**Task:** Each line that holds the word "également" is to be identified and copied.

**Entries shown:**
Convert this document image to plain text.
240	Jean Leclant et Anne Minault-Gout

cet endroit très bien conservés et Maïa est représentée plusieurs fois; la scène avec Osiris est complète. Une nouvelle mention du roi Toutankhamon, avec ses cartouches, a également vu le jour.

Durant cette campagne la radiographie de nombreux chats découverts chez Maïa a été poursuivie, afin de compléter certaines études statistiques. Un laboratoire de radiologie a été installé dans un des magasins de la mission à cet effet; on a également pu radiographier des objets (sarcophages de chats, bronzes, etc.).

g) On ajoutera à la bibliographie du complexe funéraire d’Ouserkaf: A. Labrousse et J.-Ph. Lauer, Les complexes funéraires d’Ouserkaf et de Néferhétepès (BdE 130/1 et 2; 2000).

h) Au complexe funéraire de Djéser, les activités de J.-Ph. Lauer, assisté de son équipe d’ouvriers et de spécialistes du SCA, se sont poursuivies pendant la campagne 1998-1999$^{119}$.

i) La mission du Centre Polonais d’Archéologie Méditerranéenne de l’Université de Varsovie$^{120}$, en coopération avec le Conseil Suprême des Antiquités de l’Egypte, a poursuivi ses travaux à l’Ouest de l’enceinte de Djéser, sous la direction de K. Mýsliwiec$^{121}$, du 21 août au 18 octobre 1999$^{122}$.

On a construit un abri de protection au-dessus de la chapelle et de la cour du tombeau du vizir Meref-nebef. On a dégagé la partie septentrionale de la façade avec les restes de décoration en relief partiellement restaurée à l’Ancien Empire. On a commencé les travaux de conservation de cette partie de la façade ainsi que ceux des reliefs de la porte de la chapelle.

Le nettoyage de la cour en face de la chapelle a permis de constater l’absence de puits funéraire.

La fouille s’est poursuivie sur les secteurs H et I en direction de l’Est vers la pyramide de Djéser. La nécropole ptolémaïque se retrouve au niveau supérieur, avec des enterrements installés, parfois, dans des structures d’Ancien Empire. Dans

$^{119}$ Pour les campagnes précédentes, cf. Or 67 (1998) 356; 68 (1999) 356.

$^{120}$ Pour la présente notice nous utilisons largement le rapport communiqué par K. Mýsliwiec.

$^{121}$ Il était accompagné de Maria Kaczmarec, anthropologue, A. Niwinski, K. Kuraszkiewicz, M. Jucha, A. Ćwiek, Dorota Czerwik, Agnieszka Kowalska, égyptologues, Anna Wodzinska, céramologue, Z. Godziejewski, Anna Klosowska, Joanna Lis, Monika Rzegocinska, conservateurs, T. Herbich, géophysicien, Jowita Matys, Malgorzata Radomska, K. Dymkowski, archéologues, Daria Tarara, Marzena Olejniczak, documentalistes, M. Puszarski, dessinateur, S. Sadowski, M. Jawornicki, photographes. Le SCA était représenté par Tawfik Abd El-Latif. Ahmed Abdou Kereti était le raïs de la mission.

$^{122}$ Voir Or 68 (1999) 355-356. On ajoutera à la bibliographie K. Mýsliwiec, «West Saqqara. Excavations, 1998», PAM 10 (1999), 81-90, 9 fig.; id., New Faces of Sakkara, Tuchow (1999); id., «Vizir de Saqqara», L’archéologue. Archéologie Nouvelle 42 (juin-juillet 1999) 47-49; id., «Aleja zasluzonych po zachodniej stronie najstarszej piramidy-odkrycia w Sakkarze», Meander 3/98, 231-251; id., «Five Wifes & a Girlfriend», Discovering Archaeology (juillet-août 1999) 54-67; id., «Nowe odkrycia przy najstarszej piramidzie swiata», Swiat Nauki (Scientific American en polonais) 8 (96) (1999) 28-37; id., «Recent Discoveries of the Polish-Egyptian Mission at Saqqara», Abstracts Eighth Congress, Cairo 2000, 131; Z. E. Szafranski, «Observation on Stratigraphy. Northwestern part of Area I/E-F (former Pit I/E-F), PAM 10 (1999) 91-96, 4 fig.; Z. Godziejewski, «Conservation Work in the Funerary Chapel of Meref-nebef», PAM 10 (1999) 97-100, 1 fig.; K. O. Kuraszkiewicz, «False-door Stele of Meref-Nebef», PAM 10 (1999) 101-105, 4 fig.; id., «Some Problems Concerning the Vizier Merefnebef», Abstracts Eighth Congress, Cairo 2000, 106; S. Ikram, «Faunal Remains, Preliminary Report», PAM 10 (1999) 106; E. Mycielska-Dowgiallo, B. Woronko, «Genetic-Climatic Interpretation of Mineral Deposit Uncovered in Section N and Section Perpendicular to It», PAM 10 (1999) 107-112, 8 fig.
==
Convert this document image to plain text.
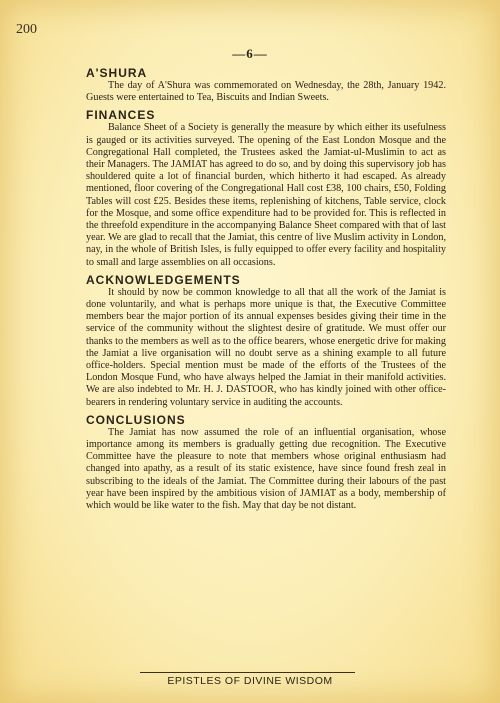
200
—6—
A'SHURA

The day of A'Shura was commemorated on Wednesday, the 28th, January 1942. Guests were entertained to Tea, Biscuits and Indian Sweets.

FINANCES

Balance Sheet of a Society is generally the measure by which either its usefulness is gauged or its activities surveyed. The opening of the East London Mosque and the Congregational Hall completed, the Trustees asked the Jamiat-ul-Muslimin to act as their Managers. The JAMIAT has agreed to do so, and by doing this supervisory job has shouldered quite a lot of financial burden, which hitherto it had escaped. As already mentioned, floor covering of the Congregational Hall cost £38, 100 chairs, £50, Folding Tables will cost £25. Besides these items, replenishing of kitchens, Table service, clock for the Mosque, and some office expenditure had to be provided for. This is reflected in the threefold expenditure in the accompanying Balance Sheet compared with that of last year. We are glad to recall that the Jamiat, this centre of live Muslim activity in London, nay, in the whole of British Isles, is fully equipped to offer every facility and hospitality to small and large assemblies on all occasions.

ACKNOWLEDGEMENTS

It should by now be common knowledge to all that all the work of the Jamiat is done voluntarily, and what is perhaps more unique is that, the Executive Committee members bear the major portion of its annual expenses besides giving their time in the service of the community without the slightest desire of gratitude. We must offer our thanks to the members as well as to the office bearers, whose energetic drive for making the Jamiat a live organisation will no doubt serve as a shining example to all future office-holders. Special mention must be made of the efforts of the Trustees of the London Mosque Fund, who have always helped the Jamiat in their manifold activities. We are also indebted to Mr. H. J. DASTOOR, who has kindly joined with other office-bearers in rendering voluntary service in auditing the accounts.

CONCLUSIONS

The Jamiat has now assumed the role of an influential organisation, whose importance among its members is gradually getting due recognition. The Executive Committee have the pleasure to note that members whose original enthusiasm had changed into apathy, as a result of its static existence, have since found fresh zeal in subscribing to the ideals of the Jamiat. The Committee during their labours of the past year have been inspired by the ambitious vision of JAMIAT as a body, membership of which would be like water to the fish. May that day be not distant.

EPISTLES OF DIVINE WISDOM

**Solution below:**
cet endroit très bien conservés et Maïa est représentée plusieurs fois; la scène avec Osiris est complète. Une nouvelle mention du roi Toutankhamon, avec ses cartouches, a également vu le jour.
Durant cette campagne la radiographie de nombreux chats découverts chez Maïa a été poursuivie, afin de compléter certaines études statistiques. Un laboratoire de radiologie a été installé dans un des magasins de la mission à cet effet; on a également pu radiographier des objets (sarcophages de chats, bronzes, etc.).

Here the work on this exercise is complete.